_Task prompt:_ How many lines of the data include the string "کنند"? State the number and nothing else.
************
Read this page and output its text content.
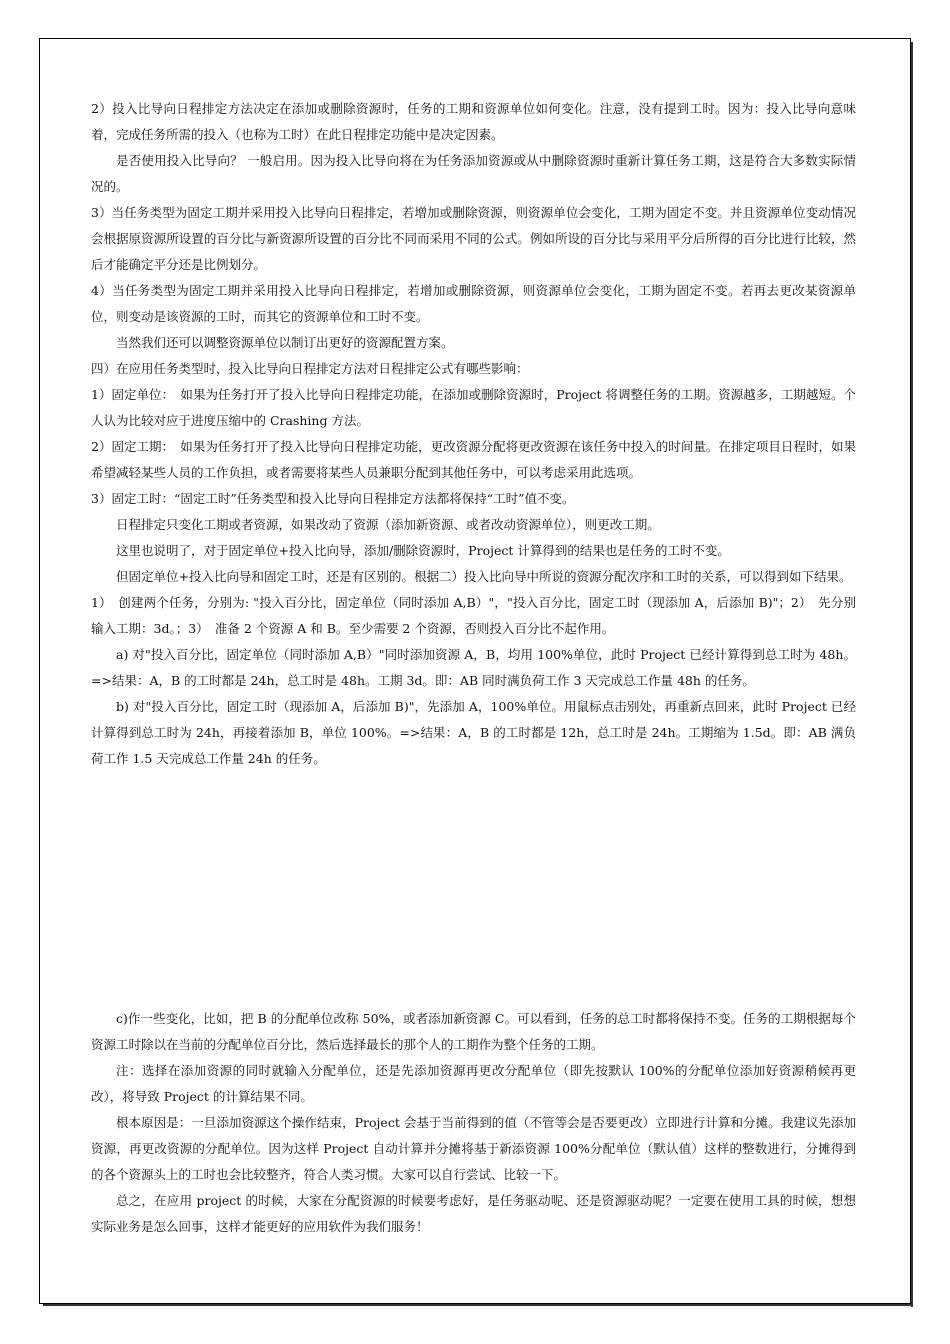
2）投入比导向日程排定方法决定在添加或删除资源时，任务的工期和资源单位如何变化。注意，没有提到工时。因为：投入比导向意味着，完成任务所需的投入（也称为工时）在此日程排定功能中是决定因素。

是否使用投入比导向？ 一般启用。因为投入比导向将在为任务添加资源或从中删除资源时重新计算任务工期，这是符合大多数实际情况的。

3）当任务类型为固定工期并采用投入比导向日程排定，若增加或删除资源，则资源单位会变化，工期为固定不变。并且资源单位变动情况会根据原资源所设置的百分比与新资源所设置的百分比不同而采用不同的公式。例如所设的百分比与采用平分后所得的百分比进行比较，然后才能确定平分还是比例划分。

4）当任务类型为固定工期并采用投入比导向日程排定，若增加或删除资源，则资源单位会变化，工期为固定不变。若再去更改某资源单位，则变动是该资源的工时，而其它的资源单位和工时不变。

当然我们还可以调整资源单位以制订出更好的资源配置方案。

四）在应用任务类型时，投入比导向日程排定方法对日程排定公式有哪些影响：

1）固定单位：　如果为任务打开了投入比导向日程排定功能，在添加或删除资源时，Project 将调整任务的工期。资源越多，工期越短。个人认为比较对应于进度压缩中的 Crashing 方法。

2）固定工期：　如果为任务打开了投入比导向日程排定功能，更改资源分配将更改资源在该任务中投入的时间量。在排定项目日程时，如果希望减轻某些人员的工作负担，或者需要将某些人员兼职分配到其他任务中，可以考虑采用此选项。

3）固定工时：“固定工时”任务类型和投入比导向日程排定方法都将保持“工时”值不变。

日程排定只变化工期或者资源，如果改动了资源（添加新资源、或者改动资源单位），则更改工期。

这里也说明了，对于固定单位+投入比向导，添加/删除资源时，Project 计算得到的结果也是任务的工时不变。

但固定单位+投入比向导和固定工时，还是有区别的。根据二）投入比向导中所说的资源分配次序和工时的关系，可以得到如下结果。

1）　创建两个任务，分别为: "投入百分比，固定单位（同时添加 A,B）"，"投入百分比，固定工时（现添加 A，后添加 B)"；2）　先分别输入工期：3d。；3）　准备 2 个资源 A 和 B。至少需要 2 个资源，否则投入百分比不起作用。

a) 对"投入百分比，固定单位（同时添加 A,B）"同时添加资源 A，B，均用 100%单位，此时 Project 已经计算得到总工时为 48h。=>结果：A，B 的工时都是 24h，总工时是 48h。工期 3d。即：AB 同时满负荷工作 3 天完成总工作量 48h 的任务。

b) 对"投入百分比，固定工时（现添加 A，后添加 B)"，先添加 A，100%单位。用鼠标点击别处，再重新点回来，此时 Project 已经计算得到总工时为 24h，再接着添加 B，单位 100%。=>结果：A，B 的工时都是 12h，总工时是 24h。工期缩为 1.5d。即：AB 满负荷工作 1.5 天完成总工作量 24h 的任务。

c)作一些变化，比如，把 B 的分配单位改称 50%，或者添加新资源 C。可以看到，任务的总工时都将保持不变。任务的工期根据每个资源工时除以在当前的分配单位百分比，然后选择最长的那个人的工期作为整个任务的工期。

注：选择在添加资源的同时就输入分配单位，还是先添加资源再更改分配单位（即先按默认 100%的分配单位添加好资源稍候再更改），将导致 Project 的计算结果不同。

根本原因是：一旦添加资源这个操作结束，Project 会基于当前得到的值（不管等会是否要更改）立即进行计算和分摊。我建议先添加资源，再更改资源的分配单位。因为这样 Project 自动计算并分摊将基于新添资源 100%分配单位（默认值）这样的整数进行，分摊得到的各个资源头上的工时也会比较整齐，符合人类习惯。大家可以自行尝试、比较一下。

总之，在应用 project 的时候，大家在分配资源的时候要考虑好，是任务驱动呢、还是资源驱动呢？一定要在使用工具的时候，想想实际业务是怎么回事，这样才能更好的应用软件为我们服务！
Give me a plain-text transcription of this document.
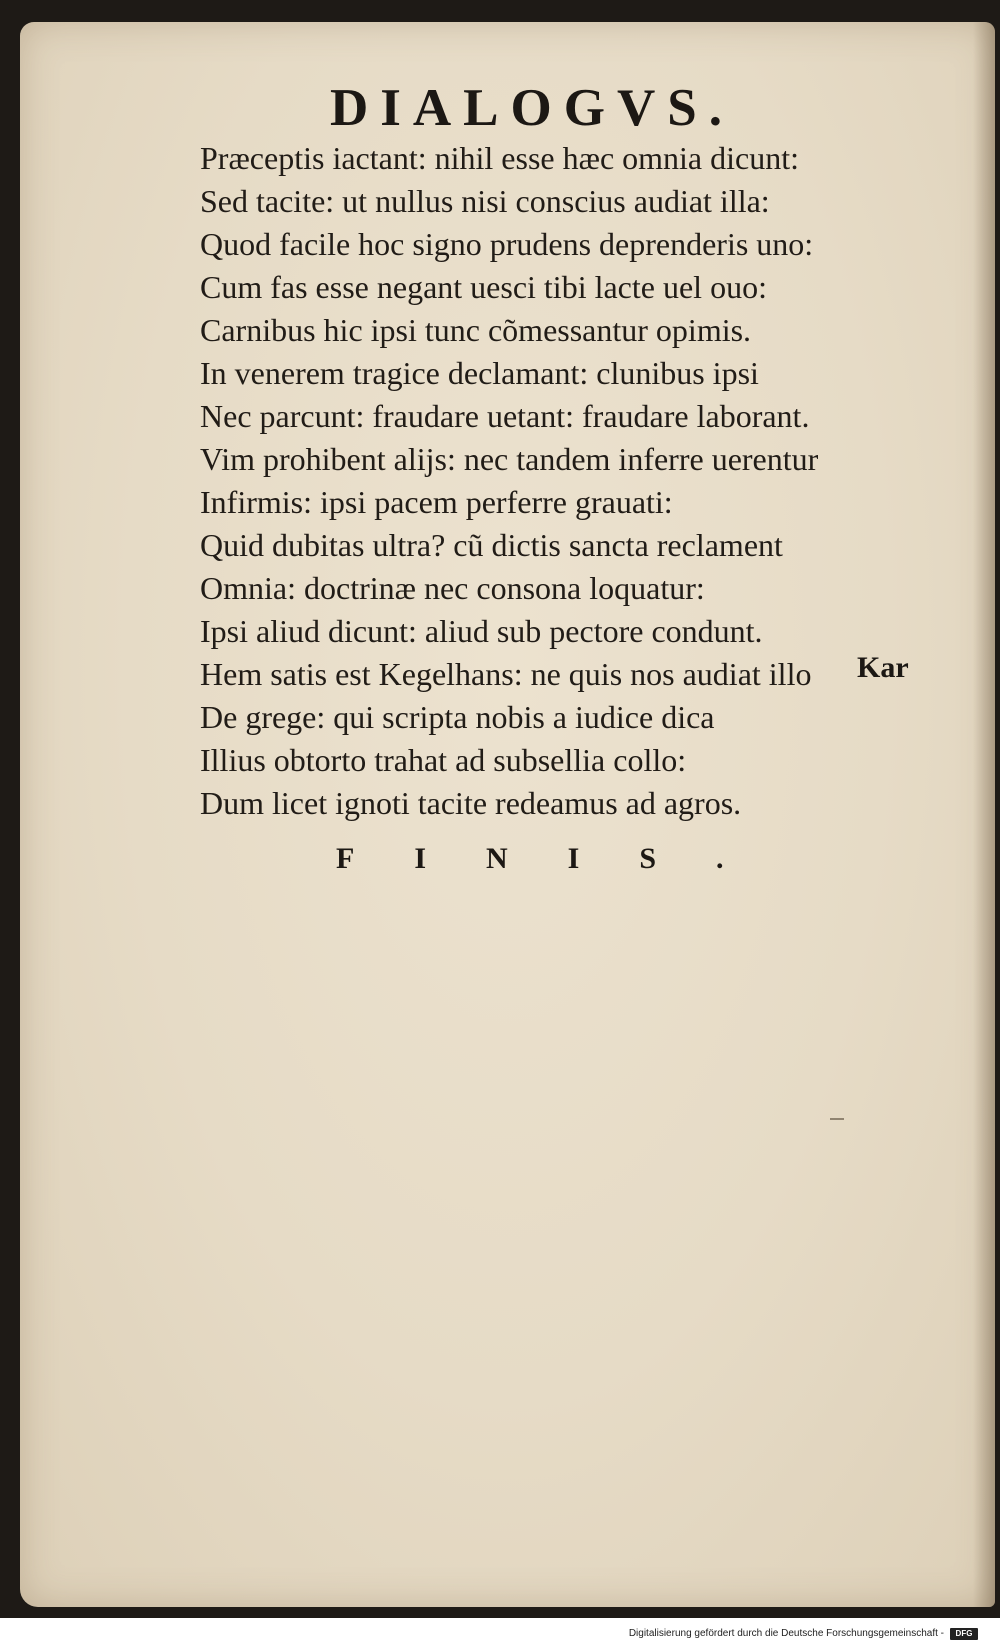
DIALOGVS.
Præceptis iactant: nihil esse hæc omnia dicunt:
Sed tacite: ut nullus nisi conscius audiat illa:
Quod facile hoc signo prudens deprenderis uno:
Cum fas esse negant uesci tibi lacte uel ouo:
Carnibus hic ipsi tunc cõmessantur opimis.
In venerem tragice declamant: clunibus ipsi
Nec parcunt: fraudare uetant: fraudare laborant.
Vim prohibent alijs: nec tandem inferre uerentur
Infirmis: ipsi pacem perferre grauati:
Quid dubitas ultra? cũ dictis sancta reclament
Omnia: doctrinæ nec consona loquatur:
Ipsi aliud dicunt: aliud sub pectore condunt.
Hem satis est Kegelhans: ne quis nos audiat illo
De grege: qui scripta nobis a iudice dica
Illius obtorto trahat ad subsellia collo:
Dum licet ignoti tacite redeamus ad agros.
Kar
FINIS.
Digitalisierung gefördert durch die Deutsche Forschungsgemeinschaft -	DFG
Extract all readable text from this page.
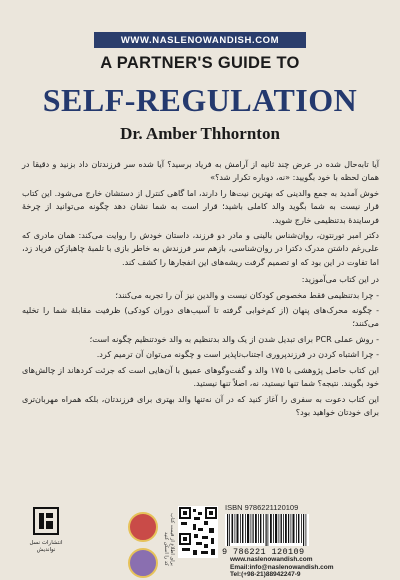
WWW.NASLENOWANDISH.COM
A PARTNER'S GUIDE TO
SELF-REGULATION
Dr. Amber Thhornton

آیا تابه‌حال شده در عرض چند ثانیه از آرامش به فریاد برسید؟ آیا شده سر فرزندتان داد بزنید و دقیقا در همان لحظه با خود بگویید: «نه، دوباره تکرار شد؟»

خوش آمدید به جمع والدینی که بهترین نیت‌ها را دارند، اما گاهی کنترل از دستشان خارج می‌شود. این کتاب قرار نیست به شما بگوید والد کاملی باشید؛ قرار است به شما نشان دهد چگونه می‌توانید از چرخهٔ فرسایندهٔ بدتنظیمی خارج شوید.

دکتر امبر تورنتون، روان‌شناس بالینی و مادر دو فرزند، داستان خودش را روایت می‌کند: همان مادری که علی‌رغم داشتن مدرک دکترا در روان‌شناسی، بازهم سر فرزندش به خاطر بازی با تلمبهٔ چاهبازکن فریاد زد، اما تفاوت در این بود که او تصمیم گرفت ریشه‌های این انفجارها را کشف کند.

در این کتاب می‌آموزید:

- چرا بدتنظیمی فقط مخصوص کودکان نیست و والدین نیز آن را تجربه می‌کنند؛

- چگونه محرک‌های پنهان (از کم‌خوابی گرفته تا آسیب‌های دوران کودکی) ظرفیت مقابلهٔ شما را تخلیه می‌کنند؛

- روش عملی PCR برای تبدیل شدن از یک والد بدتنظیم به والد خودتنظیم چگونه است؛

- چرا اشتباه کردن در فرزندپروری اجتناب‌ناپذیر است و چگونه می‌توان آن ترمیم کرد.

این کتاب حاصل پژوهشی با ۱۷۵ والد و گفت‌وگوهای عمیق با آن‌هایی است که جرئت کردهاند از چالش‌های خود بگویند. نتیجه؟ شما تنها نیستید، نه، اصلاً تنها نیستید.

این کتاب دعوت به سفری را آغاز کنید که در آن نه‌تنها والد بهتری برای فرزندتان، بلکه همراه مهربان‌تری برای خودتان خواهید بود؟

انتشارات نسل نواندیش	برای اطلاع از قیمت کتاب کد را اسکن کنید
ISBN 9786221120109
9 786221 120109
www.naslenowandish.com
Email:info@naslenowandish.com
Tel:(+98-21)88942247-9
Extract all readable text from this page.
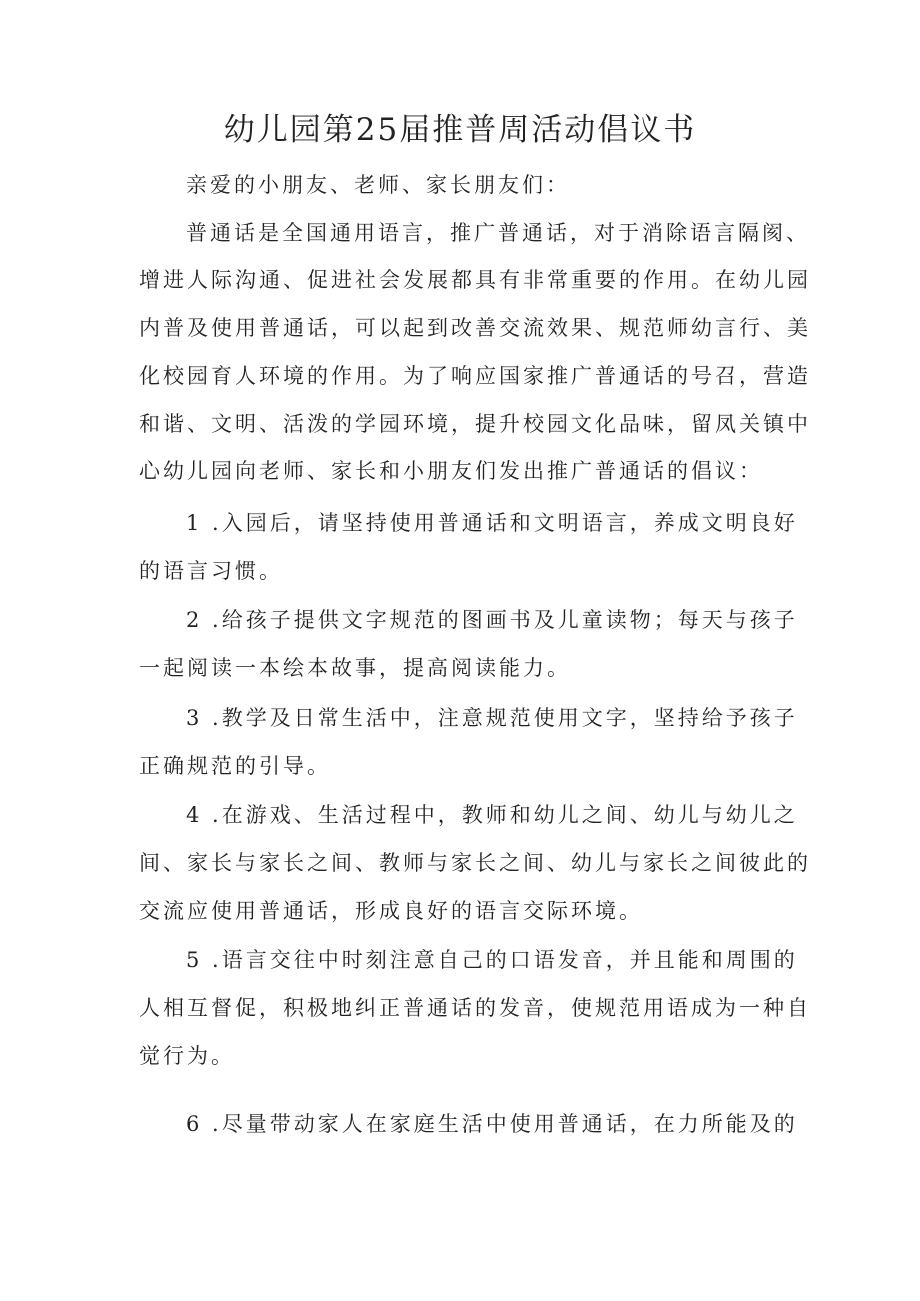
幼儿园第25届推普周活动倡议书

亲爱的小朋友、老师、家长朋友们：

普通话是全国通用语言，推广普通话，对于消除语言隔阂、

增进人际沟通、促进社会发展都具有非常重要的作用。在幼儿园

内普及使用普通话，可以起到改善交流效果、规范师幼言行、美

化校园育人环境的作用。为了响应国家推广普通话的号召，营造

和谐、文明、活泼的学园环境，提升校园文化品味，留凤关镇中

心幼儿园向老师、家长和小朋友们发出推广普通话的倡议：

1 .入园后，请坚持使用普通话和文明语言，养成文明良好

的语言习惯。

2 .给孩子提供文字规范的图画书及儿童读物；每天与孩子

一起阅读一本绘本故事，提高阅读能力。

3 .教学及日常生活中，注意规范使用文字，坚持给予孩子

正确规范的引导。

4 .在游戏、生活过程中，教师和幼儿之间、幼儿与幼儿之

间、家长与家长之间、教师与家长之间、幼儿与家长之间彼此的

交流应使用普通话，形成良好的语言交际环境。

5 .语言交往中时刻注意自己的口语发音，并且能和周围的

人相互督促，积极地纠正普通话的发音，使规范用语成为一种自

觉行为。

6 .尽量带动家人在家庭生活中使用普通话，在力所能及的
************
_Problem solution:_ 2